* JOB *
Print the data exactly, leaving nothing out.

* PROVIDED MATERIAL *
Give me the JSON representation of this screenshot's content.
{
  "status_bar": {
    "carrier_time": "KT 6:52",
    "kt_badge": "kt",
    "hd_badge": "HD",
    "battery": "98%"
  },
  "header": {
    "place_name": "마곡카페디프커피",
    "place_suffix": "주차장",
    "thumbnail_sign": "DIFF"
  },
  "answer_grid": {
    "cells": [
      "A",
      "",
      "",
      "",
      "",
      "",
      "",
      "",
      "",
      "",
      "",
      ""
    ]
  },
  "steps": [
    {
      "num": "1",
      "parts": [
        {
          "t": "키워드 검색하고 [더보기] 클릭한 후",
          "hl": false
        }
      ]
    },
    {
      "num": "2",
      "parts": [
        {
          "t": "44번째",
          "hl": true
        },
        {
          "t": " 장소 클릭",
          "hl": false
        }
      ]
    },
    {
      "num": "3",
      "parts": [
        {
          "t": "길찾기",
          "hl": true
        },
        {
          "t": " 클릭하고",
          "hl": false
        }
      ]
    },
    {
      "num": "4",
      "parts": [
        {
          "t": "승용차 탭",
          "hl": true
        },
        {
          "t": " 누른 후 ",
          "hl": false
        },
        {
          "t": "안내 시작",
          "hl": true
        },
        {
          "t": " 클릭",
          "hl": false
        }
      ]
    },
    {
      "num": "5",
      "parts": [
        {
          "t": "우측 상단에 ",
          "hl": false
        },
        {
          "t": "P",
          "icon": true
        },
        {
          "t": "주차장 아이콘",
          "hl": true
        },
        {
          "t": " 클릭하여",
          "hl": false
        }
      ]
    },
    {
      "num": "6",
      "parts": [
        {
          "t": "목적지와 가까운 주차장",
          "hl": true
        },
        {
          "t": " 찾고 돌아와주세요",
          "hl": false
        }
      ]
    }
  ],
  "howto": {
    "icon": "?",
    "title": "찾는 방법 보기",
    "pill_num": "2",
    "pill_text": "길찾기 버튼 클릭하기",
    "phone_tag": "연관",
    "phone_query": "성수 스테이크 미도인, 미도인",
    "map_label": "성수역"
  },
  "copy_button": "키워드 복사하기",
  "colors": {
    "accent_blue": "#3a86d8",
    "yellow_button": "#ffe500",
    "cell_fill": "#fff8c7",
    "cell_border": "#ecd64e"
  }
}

* ANSWER FOR THIS EXERCISE *
Give me the JSON representation of this screenshot's content.
{
  "status_bar": {
    "carrier_time": "KT 6:52",
    "kt_badge": "kt",
    "hd_badge": "HD",
    "battery": "98%"
  },
  "header": {
    "place_name": "마곡카페디프커피",
    "place_suffix": "주차장",
    "thumbnail_sign": "DIFF"
  },
  "answer_grid": {
    "cells": [
      "A",
      "",
      "",
      "",
      "",
      "",
      "",
      "",
      "",
      "",
      "",
      ""
    ]
  },
  "steps": [
    {
      "num": "1",
      "parts": [
        {
          "t": "키워드 검색하고 [더보기] 클릭한 후",
          "hl": false
        }
      ]
    },
    {
      "num": "2",
      "parts": [
        {
          "t": "44번째",
          "hl": true
        },
        {
          "t": " 장소 클릭",
          "hl": false
        }
      ]
    },
    {
      "num": "3",
      "parts": [
        {
          "t": "길찾기",
          "hl": true
        },
        {
          "t": " 클릭하고",
          "hl": false
        }
      ]
    },
    {
      "num": "4",
      "parts": [
        {
          "t": "승용차 탭",
          "hl": true
        },
        {
          "t": " 누른 후 ",
          "hl": false
        },
        {
          "t": "안내 시작",
          "hl": true
        },
        {
          "t": " 클릭",
          "hl": false
        }
      ]
    },
    {
      "num": "5",
      "parts": [
        {
          "t": "우측 상단에 ",
          "hl": false
        },
        {
          "t": "P",
          "icon": true
        },
        {
          "t": "주차장 아이콘",
          "hl": true
        },
        {
          "t": " 클릭하여",
          "hl": false
        }
      ]
    },
    {
      "num": "6",
      "parts": [
        {
          "t": "목적지와 가까운 주차장",
          "hl": true
        },
        {
          "t": " 찾고 돌아와주세요",
          "hl": false
        }
      ]
    }
  ],
  "howto": {
    "icon": "?",
    "title": "찾는 방법 보기",
    "pill_num": "2",
    "pill_text": "길찾기 버튼 클릭하기",
    "phone_tag": "연관",
    "phone_query": "성수 스테이크 미도인, 미도인",
    "map_label": "성수역"
  },
  "copy_button": "키워드 복사하기",
  "colors": {
    "accent_blue": "#3a86d8",
    "yellow_button": "#ffe500",
    "cell_fill": "#fff8c7",
    "cell_border": "#ecd64e"
  }
}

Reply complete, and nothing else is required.